## To do
Copy each line below that includes "probably".

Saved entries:
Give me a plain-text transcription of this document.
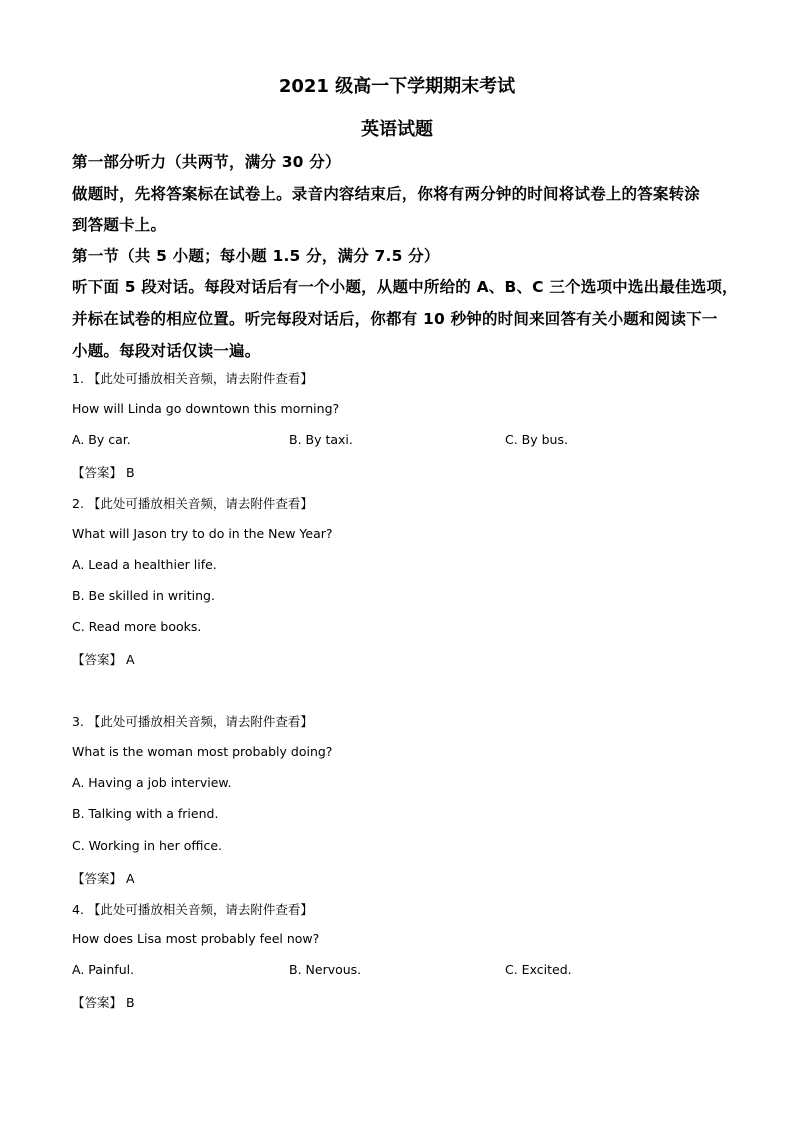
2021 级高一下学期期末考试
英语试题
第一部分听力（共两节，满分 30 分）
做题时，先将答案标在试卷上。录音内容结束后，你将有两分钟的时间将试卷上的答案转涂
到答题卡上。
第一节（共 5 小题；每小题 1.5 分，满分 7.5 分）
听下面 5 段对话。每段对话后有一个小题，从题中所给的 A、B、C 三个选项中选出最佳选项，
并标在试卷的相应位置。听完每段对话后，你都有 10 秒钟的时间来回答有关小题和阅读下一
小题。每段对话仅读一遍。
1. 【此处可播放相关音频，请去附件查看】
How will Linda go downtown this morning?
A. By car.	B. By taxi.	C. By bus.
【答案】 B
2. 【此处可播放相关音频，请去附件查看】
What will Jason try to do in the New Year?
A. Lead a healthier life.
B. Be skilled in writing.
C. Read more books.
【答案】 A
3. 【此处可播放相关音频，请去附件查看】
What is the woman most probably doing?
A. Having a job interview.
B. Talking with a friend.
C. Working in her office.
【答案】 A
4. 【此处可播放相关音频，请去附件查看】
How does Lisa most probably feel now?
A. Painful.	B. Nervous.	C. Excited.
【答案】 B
...
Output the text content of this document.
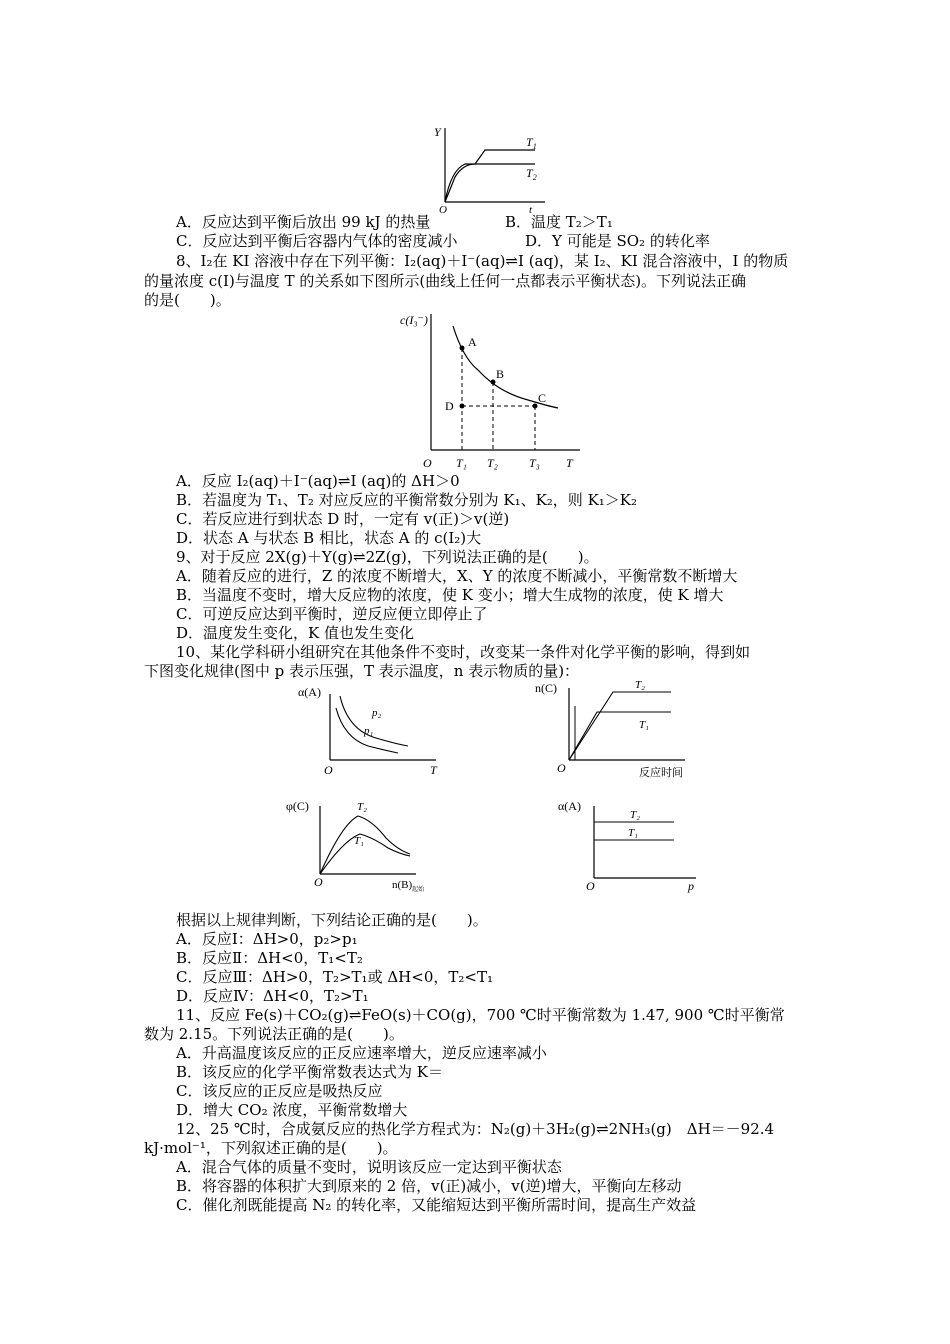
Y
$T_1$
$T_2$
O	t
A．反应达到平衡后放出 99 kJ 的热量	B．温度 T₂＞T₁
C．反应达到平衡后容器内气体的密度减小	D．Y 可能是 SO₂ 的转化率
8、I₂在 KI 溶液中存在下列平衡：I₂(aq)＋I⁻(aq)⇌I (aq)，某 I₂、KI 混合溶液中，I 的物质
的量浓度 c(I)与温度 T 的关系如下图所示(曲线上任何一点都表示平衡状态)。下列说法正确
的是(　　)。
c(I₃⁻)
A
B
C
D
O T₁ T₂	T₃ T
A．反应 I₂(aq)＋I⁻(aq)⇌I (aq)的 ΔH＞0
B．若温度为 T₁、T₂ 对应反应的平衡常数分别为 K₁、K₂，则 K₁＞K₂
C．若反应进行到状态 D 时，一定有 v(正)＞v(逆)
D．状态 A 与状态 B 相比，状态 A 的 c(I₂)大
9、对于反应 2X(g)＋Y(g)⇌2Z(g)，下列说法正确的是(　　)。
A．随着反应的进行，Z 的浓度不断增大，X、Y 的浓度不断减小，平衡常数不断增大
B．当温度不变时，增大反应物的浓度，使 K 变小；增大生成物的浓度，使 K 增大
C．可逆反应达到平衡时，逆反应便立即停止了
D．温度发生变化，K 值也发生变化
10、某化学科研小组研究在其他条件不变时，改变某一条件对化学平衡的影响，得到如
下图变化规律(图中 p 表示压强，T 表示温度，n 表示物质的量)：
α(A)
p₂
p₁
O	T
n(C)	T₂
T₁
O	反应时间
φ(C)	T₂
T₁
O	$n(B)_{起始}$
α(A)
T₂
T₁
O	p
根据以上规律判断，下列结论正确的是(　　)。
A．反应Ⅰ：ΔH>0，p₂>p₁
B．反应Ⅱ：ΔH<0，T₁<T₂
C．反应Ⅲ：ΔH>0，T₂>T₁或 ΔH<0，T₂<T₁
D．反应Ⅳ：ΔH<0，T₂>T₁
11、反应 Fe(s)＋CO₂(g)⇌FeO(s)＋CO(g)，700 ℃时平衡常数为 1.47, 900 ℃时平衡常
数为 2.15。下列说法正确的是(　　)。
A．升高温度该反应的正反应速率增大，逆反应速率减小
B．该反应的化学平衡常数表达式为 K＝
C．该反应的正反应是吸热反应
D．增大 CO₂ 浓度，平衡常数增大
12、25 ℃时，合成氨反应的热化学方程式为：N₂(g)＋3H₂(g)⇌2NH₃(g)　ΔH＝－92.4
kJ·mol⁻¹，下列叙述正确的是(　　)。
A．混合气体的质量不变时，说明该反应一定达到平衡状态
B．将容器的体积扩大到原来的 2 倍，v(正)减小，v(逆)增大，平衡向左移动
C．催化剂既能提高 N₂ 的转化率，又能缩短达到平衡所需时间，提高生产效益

## Result of the task
What is the woman most probably doing?
How does Lisa most probably feel now?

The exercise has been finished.